OBJECTIVE
Can you pick up the holiday historical fiction guide after its final line and keep writing it?

## Begin TEXT SEGMENT

Thursday, December 6, 2018

Our #Holiday Shopping Guide: #KidLit Books for Historical Fiction Lovers

In plenty of time for the holidays, here are some of our group’s fabulous historical novels for middle grade kids – or any age!

The Eyes of Pharaoh, by Chris Eboch: When Reya hints that Egypt is in danger from foreign nomads, Seshta and Horus don’t take him seriously. How could anyone challenge Egypt? Then Reya disappears. To save their friend, Seshta and Horus spy on merchants, soldiers, and royalty, and start to suspect even The Eyes of Pharaoh, the powerful head of the secret police. Will Seshta and Horus escape the traps set for them, rescue Reya, and stop the plot against Egypt in time?

The Eyes of Pharaoh, set in Egypt in 1177 BC, brings an ancient world to life. “Mid School students and their teachers will love this fast paced mystery that has so much history and culture hidden in plain sight…. You won’t be able to put the book down until you learn what happens to the three friends.”

The Well of Sacrifice, by Chris Eboch: Eveningstar Macaw lives in a glorious Mayan city in the ninth century. When the king falls ill and dies, the city begins to crumble. An evil high priest, Great Skull Zero, orders the sacrifice of those who might become king, including Eveningstar’s beloved brother. Suspicious of the High Priest’s motives, Eveningstar attempts to save her brother, thus becoming the High Priest’s enemy. Condemned to be thrown into the Well of Sacrifice, Eveningstar must find a way not only to save her own life but to rescue her family and her city from the tyrannical grasp of Great Skull Zero.

“[An] engrossing first novel….Eboch crafts an exciting narrative with a richly textured depiction of ancient Mayan society….The novel shines not only for a faithful recreation of an unfamiliar, ancient world, but also for the introduction of a brave, likable and determined heroine.” - Kirkus Reviews

The Genie’s Gift, by Chris Eboch: Shy and timid Anise determines to find the Genie Shakayak and claim the Gift of Sweet Speech. But the way is barred by a series of challenges, both ordinary and magical. How will Anise get past a vicious she-ghoul, a sorceress who turns people to stone, and mysterious sea monsters, when she can’t even speak in front of strangers?

The Genie’s Gift is a lighthearted action novel set in the fifteenth-century Middle East, drawing on the mythology of The Arabian Nights.

## End TEXT SEGMENT
## Begin DATA LINES

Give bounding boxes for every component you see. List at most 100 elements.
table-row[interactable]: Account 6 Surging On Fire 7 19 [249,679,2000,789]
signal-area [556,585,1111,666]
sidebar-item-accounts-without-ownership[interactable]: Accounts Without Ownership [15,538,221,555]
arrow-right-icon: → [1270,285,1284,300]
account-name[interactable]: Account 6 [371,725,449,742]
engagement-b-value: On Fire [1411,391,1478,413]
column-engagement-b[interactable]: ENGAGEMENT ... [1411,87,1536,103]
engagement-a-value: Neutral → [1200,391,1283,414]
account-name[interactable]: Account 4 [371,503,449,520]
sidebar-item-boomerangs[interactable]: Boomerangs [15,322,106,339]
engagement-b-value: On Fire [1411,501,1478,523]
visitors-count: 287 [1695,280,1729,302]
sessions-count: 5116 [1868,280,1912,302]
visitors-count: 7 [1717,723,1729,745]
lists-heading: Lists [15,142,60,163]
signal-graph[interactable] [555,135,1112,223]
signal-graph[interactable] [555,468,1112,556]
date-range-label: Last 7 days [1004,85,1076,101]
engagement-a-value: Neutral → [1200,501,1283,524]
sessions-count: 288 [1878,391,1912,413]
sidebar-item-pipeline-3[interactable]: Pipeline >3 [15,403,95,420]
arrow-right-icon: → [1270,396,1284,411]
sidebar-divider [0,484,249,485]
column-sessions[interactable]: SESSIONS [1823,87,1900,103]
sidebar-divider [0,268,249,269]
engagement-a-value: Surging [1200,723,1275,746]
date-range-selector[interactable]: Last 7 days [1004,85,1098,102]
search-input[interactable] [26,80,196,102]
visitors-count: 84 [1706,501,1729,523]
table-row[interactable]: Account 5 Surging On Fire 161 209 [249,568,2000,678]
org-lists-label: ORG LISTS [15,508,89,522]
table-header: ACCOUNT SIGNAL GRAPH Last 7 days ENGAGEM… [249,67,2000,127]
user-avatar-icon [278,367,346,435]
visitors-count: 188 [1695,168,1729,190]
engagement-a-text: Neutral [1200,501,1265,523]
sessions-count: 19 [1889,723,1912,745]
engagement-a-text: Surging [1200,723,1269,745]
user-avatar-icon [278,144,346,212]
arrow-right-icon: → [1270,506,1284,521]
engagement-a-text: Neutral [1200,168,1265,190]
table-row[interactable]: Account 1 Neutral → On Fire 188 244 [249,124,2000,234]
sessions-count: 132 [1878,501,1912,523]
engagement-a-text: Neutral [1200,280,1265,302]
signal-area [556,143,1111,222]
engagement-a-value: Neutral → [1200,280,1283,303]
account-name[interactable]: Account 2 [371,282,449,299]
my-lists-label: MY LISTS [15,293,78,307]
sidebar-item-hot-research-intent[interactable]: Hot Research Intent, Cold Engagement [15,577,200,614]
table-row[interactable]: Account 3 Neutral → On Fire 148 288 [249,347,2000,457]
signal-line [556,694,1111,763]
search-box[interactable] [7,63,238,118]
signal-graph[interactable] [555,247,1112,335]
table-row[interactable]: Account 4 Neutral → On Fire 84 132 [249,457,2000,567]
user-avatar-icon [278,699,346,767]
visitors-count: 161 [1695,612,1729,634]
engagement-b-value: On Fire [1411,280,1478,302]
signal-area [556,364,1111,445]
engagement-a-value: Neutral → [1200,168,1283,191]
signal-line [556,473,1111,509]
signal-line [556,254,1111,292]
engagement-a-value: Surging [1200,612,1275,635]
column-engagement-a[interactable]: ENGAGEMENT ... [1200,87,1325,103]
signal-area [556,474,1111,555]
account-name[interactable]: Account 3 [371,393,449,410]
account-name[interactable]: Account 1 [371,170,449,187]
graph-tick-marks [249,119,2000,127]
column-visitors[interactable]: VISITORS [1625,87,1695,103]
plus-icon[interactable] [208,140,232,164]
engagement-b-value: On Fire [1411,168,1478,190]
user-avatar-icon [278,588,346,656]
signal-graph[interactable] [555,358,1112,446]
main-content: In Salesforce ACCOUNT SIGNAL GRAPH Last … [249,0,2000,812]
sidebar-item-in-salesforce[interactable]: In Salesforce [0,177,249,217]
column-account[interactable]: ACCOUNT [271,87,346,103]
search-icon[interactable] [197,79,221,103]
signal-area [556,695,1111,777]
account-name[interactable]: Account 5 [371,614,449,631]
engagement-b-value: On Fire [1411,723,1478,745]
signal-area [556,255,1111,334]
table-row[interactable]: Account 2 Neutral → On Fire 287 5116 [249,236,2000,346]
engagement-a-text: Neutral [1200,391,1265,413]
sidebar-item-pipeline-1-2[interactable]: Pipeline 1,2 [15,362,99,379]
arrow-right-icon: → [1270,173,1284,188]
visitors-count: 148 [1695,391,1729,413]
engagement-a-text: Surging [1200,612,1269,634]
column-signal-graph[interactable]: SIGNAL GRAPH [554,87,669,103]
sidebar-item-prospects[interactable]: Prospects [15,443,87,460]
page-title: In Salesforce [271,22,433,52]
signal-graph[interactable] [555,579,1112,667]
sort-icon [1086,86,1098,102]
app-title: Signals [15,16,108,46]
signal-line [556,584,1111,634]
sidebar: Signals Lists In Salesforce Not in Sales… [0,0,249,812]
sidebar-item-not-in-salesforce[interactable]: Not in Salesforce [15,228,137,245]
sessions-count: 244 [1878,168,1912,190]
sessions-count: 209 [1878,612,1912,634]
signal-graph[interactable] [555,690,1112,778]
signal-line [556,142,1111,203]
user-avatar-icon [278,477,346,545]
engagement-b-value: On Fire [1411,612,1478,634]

## End DATA LINES

REPLY TO THE EXERCISE
The Wind Called My Name, By Mary Louise Sanchez: Some days, ten-year-old Margarita Sandoval feels as if the wind might blow her away. The country has been gripped by the Great Depression, so times are hard everywhere. Then she has to leave her família in New Mexico -- especially her beloved Abuelita -- to move to Fort Steele, Wyoming, where her father has taken a job on the railroad.

When Margarita meets Caroline, she's excited to have a friend her own age in Wyoming. But it often seems like Caroline, like many other people in town, doesn't understand or appreciate the Sandovals' Hispanic heritage. At the same time, the Sandovals discover that Abuelita might lose her home unless they can pay off her tax bill. Can Margarita keep her friend, help her family in New Mexico, and find a place in Fort Steele for good? Learn more at or her Amazon page.

After the Ashes, by Sara K Joiner: Katrien lives on Java in the Dutch East Indies in 1883. She is determined to prove Darwin’s theory of natural selection. Unfortunately, nothing causes her Aunt Greet more angst than Katrien crawling around the muddy jungle collecting bugs in the name of science―and in the company of a native boy, no less! If only Katrien would take an interest in running a household and making friends with other girls. But Katrien has no interest in changing, especially if it means socializing with the likes of mean Brigitta Burkhart.

Then, one stifling afternoon, Katrien’s world turns upside-down when the nearby volcano Krakatau erupts with a terrifying blast. For days, a deathly ash rains down on the Javan coast. Amidst the chaos, Katrien knows her only hope of survival is to flee the jungle with the one person she vowed she’d never befriend.

Learn more at Sara K Joiner‘s website or Amazon.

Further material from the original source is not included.